**Given exercise**:
Gather, from the listing beneath this task, every line holding the string "Green".

**Records shown**:
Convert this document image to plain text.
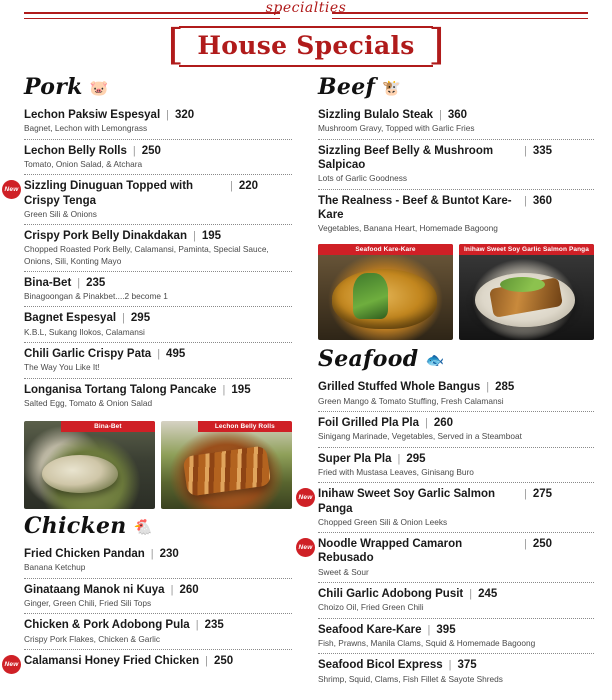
specialties
[ House Specials ]
Pork 🐷
Lechon Paksiw Espesyal | 320
Bagnet, Lechon with Lemongrass
Lechon Belly Rolls | 250
Tomato, Onion Salad, & Atchara
New Sizzling Dinuguan Topped with Crispy Tenga
| 220
Green Sili & Onions
Crispy Pork Belly Dinakdakan | 195
Chopped Roasted Pork Belly, Calamansi, Paminta, Special Sauce, Onions, Sili, Konting Mayo
Bina-Bet | 235
Binagoongan & Pinakbet....2 become 1
Bagnet Espesyal | 295
K.B.L, Sukang Ilokos, Calamansi
Chili Garlic Crispy Pata | 495
The Way You Like It!
Longanisa Tortang Talong Pancake | 195
Salted Egg, Tomato & Onion Salad
Bina-Bet	Lechon Belly Rolls
Chicken 🐔
Fried Chicken Pandan | 230
Banana Ketchup
Ginataang Manok ni Kuya | 260
Ginger, Green Chili, Fried Sili Tops
Chicken & Pork Adobong Pula | 235
Crispy Pork Flakes, Chicken & Garlic
New Calamansi Honey Fried Chicken | 250
Beef 🐮
Sizzling Bulalo Steak | 360
Mushroom Gravy, Topped with Garlic Fries
Sizzling Beef Belly & Mushroom Salpicao
| 335
Lots of Garlic Goodness
The Realness - Beef & Buntot Kare-Kare
| 360
Vegetables, Banana Heart, Homemade Bagoong
Seafood Kare-Kare	Inihaw Sweet Soy Garlic Salmon Panga
Seafood 🐟
Grilled Stuffed Whole Bangus | 285
Green Mango & Tomato Stuffing, Fresh Calamansi
Foil Grilled Pla Pla | 260
Sinigang Marinade, Vegetables, Served in a Steamboat
Super Pla Pla | 295
Fried with Mustasa Leaves, Ginisang Buro
New Inihaw Sweet Soy Garlic Salmon Panga
| 275
Chopped Green Sili & Onion Leeks
New Noodle Wrapped Camaron Rebusado
| 250
Sweet & Sour
Chili Garlic Adobong Pusit | 245
Choizo Oil, Fried Green Chili
Seafood Kare-Kare | 395
Fish, Prawns, Manila Clams, Squid & Homemade Bagoong
Seafood Bicol Express | 375
Shrimp, Squid, Clams, Fish Fillet & Sayote Shreds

**Exercise solution**:
Green Sili & Onions
Ginger, Green Chili, Fried Sili Tops
Green Mango & Tomato Stuffing, Fresh Calamansi
Chopped Green Sili & Onion Leeks
Choizo Oil, Fried Green Chili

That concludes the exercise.